Exercise details -> Each entry below is to be transcribed exactly.

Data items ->

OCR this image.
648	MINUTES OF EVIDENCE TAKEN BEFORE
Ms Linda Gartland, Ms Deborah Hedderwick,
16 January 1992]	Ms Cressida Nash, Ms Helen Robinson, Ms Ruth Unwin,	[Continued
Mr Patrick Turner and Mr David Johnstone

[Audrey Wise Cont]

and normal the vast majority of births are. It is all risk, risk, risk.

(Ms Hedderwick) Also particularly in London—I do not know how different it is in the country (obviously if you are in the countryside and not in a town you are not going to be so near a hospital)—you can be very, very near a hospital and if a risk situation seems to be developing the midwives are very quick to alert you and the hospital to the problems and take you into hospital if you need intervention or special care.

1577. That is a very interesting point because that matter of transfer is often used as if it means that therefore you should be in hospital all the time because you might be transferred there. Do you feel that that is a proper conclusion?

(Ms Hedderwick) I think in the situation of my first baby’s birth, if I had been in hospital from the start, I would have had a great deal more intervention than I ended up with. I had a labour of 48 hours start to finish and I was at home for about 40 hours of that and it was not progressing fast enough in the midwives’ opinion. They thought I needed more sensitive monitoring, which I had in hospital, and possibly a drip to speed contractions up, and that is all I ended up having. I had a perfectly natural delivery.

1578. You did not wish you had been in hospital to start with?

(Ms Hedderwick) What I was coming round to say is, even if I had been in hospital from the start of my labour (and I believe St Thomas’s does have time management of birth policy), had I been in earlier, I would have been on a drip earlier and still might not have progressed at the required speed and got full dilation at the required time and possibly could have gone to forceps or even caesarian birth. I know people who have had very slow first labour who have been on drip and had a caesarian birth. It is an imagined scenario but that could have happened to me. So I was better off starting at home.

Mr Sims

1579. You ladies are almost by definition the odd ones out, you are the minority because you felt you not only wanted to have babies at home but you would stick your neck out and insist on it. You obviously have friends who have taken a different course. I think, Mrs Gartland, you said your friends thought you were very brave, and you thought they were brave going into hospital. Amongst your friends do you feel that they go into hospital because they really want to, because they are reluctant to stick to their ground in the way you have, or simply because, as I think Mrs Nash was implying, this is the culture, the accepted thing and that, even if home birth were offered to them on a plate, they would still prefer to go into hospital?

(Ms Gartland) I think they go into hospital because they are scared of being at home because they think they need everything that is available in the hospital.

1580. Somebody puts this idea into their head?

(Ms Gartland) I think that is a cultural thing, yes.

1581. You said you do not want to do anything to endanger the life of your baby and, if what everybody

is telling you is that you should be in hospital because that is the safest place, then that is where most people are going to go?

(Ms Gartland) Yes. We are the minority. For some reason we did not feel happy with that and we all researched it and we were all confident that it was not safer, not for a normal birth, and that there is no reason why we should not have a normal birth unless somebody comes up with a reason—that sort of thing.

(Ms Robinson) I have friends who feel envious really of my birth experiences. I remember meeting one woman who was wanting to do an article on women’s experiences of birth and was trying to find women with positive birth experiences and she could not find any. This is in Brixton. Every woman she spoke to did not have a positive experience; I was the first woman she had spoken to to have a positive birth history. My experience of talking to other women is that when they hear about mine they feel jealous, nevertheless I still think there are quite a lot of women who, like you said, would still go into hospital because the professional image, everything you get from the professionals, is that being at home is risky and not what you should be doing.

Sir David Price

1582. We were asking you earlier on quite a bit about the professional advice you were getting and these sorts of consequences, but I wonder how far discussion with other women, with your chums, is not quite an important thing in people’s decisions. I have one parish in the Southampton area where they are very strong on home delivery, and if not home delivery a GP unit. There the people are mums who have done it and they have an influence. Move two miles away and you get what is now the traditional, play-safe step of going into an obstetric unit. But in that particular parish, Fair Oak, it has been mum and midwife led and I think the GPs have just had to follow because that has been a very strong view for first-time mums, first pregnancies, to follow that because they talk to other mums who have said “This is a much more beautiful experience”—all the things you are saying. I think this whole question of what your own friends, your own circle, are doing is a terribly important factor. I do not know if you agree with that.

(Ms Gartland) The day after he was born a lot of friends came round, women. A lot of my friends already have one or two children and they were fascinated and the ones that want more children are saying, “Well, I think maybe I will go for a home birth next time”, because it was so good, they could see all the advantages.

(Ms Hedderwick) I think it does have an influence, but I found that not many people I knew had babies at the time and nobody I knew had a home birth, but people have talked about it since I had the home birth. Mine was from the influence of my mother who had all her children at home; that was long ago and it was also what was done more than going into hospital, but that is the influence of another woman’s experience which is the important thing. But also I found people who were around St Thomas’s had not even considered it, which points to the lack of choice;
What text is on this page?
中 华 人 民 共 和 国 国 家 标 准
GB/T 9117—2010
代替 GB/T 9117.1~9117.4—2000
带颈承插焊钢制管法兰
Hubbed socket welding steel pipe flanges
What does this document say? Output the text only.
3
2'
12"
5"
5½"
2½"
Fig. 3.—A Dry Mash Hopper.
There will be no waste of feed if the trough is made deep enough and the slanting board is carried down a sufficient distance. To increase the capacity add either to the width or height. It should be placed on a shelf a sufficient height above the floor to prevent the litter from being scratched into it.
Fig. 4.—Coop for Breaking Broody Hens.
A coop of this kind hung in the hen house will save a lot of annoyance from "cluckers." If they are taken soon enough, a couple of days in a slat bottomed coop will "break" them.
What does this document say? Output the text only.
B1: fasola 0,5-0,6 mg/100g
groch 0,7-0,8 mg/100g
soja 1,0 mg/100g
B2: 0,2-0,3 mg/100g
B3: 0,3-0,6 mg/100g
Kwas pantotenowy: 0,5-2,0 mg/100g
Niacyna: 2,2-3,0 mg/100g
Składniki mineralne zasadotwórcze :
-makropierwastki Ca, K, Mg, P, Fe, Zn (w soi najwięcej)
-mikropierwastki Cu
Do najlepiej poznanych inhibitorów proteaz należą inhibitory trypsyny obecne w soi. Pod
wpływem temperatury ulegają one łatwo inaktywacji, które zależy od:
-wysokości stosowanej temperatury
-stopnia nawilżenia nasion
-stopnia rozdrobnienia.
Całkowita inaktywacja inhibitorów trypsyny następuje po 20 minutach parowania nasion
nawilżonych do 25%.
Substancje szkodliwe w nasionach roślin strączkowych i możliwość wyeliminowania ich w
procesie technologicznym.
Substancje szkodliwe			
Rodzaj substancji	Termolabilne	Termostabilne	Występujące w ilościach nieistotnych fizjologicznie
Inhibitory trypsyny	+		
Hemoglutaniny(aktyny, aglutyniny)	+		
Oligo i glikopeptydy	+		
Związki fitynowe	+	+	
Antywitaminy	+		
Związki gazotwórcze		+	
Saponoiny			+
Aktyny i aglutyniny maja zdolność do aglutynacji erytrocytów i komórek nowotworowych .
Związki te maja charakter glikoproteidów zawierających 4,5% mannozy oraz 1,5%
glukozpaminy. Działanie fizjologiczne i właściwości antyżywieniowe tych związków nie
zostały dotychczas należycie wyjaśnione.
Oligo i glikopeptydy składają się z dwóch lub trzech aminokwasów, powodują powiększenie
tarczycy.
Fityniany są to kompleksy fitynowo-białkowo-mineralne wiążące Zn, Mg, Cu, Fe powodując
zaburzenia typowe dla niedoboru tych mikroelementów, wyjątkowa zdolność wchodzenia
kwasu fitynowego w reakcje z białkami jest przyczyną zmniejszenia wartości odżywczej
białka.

Output below ->
OCR this image.
648	MINUTES OF EVIDENCE TAKEN BEFORE
Ms Linda Gartland, Ms Deborah Hedderwick,
16 January 1992]	Ms Cressida Nash, Ms Helen Robinson, Ms Ruth Unwin,	[Continued
Mr Patrick Turner and Mr David Johnstone

[Audrey Wise Cont]

and normal the vast majority of births are. It is all risk, risk, risk.

(Ms Hedderwick) Also particularly in London—I do not know how different it is in the country (obviously if you are in the countryside and not in a town you are not going to be so near a hospital)—you can be very, very near a hospital and if a risk situation seems to be developing the midwives are very quick to alert you and the hospital to the problems and take you into hospital if you need intervention or special care.

1577. That is a very interesting point because that matter of transfer is often used as if it means that therefore you should be in hospital all the time because you might be transferred there. Do you feel that that is a proper conclusion?

(Ms Hedderwick) I think in the situation of my first baby’s birth, if I had been in hospital from the start, I would have had a great deal more intervention than I ended up with. I had a labour of 48 hours start to finish and I was at home for about 40 hours of that and it was not progressing fast enough in the midwives’ opinion. They thought I needed more sensitive monitoring, which I had in hospital, and possibly a drip to speed contractions up, and that is all I ended up having. I had a perfectly natural delivery.

1578. You did not wish you had been in hospital to start with?

(Ms Hedderwick) What I was coming round to say is, even if I had been in hospital from the start of my labour (and I believe St Thomas’s does have time management of birth policy), had I been in earlier, I would have been on a drip earlier and still might not have progressed at the required speed and got full dilation at the required time and possibly could have gone to forceps or even caesarian birth. I know people who have had very slow first labour who have been on drip and had a caesarian birth. It is an imagined scenario but that could have happened to me. So I was better off starting at home.

Mr Sims

1579. You ladies are almost by definition the odd ones out, you are the minority because you felt you not only wanted to have babies at home but you would stick your neck out and insist on it. You obviously have friends who have taken a different course. I think, Mrs Gartland, you said your friends thought you were very brave, and you thought they were brave going into hospital. Amongst your friends do you feel that they go into hospital because they really want to, because they are reluctant to stick to their ground in the way you have, or simply because, as I think Mrs Nash was implying, this is the culture, the accepted thing and that, even if home birth were offered to them on a plate, they would still prefer to go into hospital?

(Ms Gartland) I think they go into hospital because they are scared of being at home because they think they need everything that is available in the hospital.

1580. Somebody puts this idea into their head?

(Ms Gartland) I think that is a cultural thing, yes.

1581. You said you do not want to do anything to endanger the life of your baby and, if what everybody

is telling you is that you should be in hospital because that is the safest place, then that is where most people are going to go?

(Ms Gartland) Yes. We are the minority. For some reason we did not feel happy with that and we all researched it and we were all confident that it was not safer, not for a normal birth, and that there is no reason why we should not have a normal birth unless somebody comes up with a reason—that sort of thing.

(Ms Robinson) I have friends who feel envious really of my birth experiences. I remember meeting one woman who was wanting to do an article on women’s experiences of birth and was trying to find women with positive birth experiences and she could not find any. This is in Brixton. Every woman she spoke to did not have a positive experience; I was the first woman she had spoken to to have a positive birth history. My experience of talking to other women is that when they hear about mine they feel jealous, nevertheless I still think there are quite a lot of women who, like you said, would still go into hospital because the professional image, everything you get from the professionals, is that being at home is risky and not what you should be doing.

Sir David Price

1582. We were asking you earlier on quite a bit about the professional advice you were getting and these sorts of consequences, but I wonder how far discussion with other women, with your chums, is not quite an important thing in people’s decisions. I have one parish in the Southampton area where they are very strong on home delivery, and if not home delivery a GP unit. There the people are mums who have done it and they have an influence. Move two miles away and you get what is now the traditional, play-safe step of going into an obstetric unit. But in that particular parish, Fair Oak, it has been mum and midwife led and I think the GPs have just had to follow because that has been a very strong view for first-time mums, first pregnancies, to follow that because they talk to other mums who have said “This is a much more beautiful experience”—all the things you are saying. I think this whole question of what your own friends, your own circle, are doing is a terribly important factor. I do not know if you agree with that.

(Ms Gartland) The day after he was born a lot of friends came round, women. A lot of my friends already have one or two children and they were fascinated and the ones that want more children are saying, “Well, I think maybe I will go for a home birth next time”, because it was so good, they could see all the advantages.

(Ms Hedderwick) I think it does have an influence, but I found that not many people I knew had babies at the time and nobody I knew had a home birth, but people have talked about it since I had the home birth. Mine was from the influence of my mother who had all her children at home; that was long ago and it was also what was done more than going into hospital, but that is the influence of another woman’s experience which is the important thing. But also I found people who were around St Thomas’s had not even considered it, which points to the lack of choice;
What text is on this page?
中 华 人 民 共 和 国 国 家 标 准
GB/T 9117—2010
代替 GB/T 9117.1~9117.4—2000
带颈承插焊钢制管法兰
Hubbed socket welding steel pipe flanges
What does this document say? Output the text only.
3
2'
12"
5"
5½"
2½"
Fig. 3.—A Dry Mash Hopper.
There will be no waste of feed if the trough is made deep enough and the slanting board is carried down a sufficient distance. To increase the capacity add either to the width or height. It should be placed on a shelf a sufficient height above the floor to prevent the litter from being scratched into it.
Fig. 4.—Coop for Breaking Broody Hens.
A coop of this kind hung in the hen house will save a lot of annoyance from "cluckers." If they are taken soon enough, a couple of days in a slat bottomed coop will "break" them.
What does this document say? Output the text only.
B1: fasola 0,5-0,6 mg/100g
groch 0,7-0,8 mg/100g
soja 1,0 mg/100g
B2: 0,2-0,3 mg/100g
B3: 0,3-0,6 mg/100g
Kwas pantotenowy: 0,5-2,0 mg/100g
Niacyna: 2,2-3,0 mg/100g
Składniki mineralne zasadotwórcze :
-makropierwastki Ca, K, Mg, P, Fe, Zn (w soi najwięcej)
-mikropierwastki Cu
Do najlepiej poznanych inhibitorów proteaz należą inhibitory trypsyny obecne w soi. Pod
wpływem temperatury ulegają one łatwo inaktywacji, które zależy od:
-wysokości stosowanej temperatury
-stopnia nawilżenia nasion
-stopnia rozdrobnienia.
Całkowita inaktywacja inhibitorów trypsyny następuje po 20 minutach parowania nasion
nawilżonych do 25%.
Substancje szkodliwe w nasionach roślin strączkowych i możliwość wyeliminowania ich w
procesie technologicznym.
Substancje szkodliwe			
Rodzaj substancji	Termolabilne	Termostabilne	Występujące w ilościach nieistotnych fizjologicznie
Inhibitory trypsyny	+		
Hemoglutaniny(aktyny, aglutyniny)	+		
Oligo i glikopeptydy	+		
Związki fitynowe	+	+	
Antywitaminy	+		
Związki gazotwórcze		+	
Saponoiny			+
Aktyny i aglutyniny maja zdolność do aglutynacji erytrocytów i komórek nowotworowych .
Związki te maja charakter glikoproteidów zawierających 4,5% mannozy oraz 1,5%
glukozpaminy. Działanie fizjologiczne i właściwości antyżywieniowe tych związków nie
zostały dotychczas należycie wyjaśnione.
Oligo i glikopeptydy składają się z dwóch lub trzech aminokwasów, powodują powiększenie
tarczycy.
Fityniany są to kompleksy fitynowo-białkowo-mineralne wiążące Zn, Mg, Cu, Fe powodując
zaburzenia typowe dla niedoboru tych mikroelementów, wyjątkowa zdolność wchodzenia
kwasu fitynowego w reakcje z białkami jest przyczyną zmniejszenia wartości odżywczej
białka.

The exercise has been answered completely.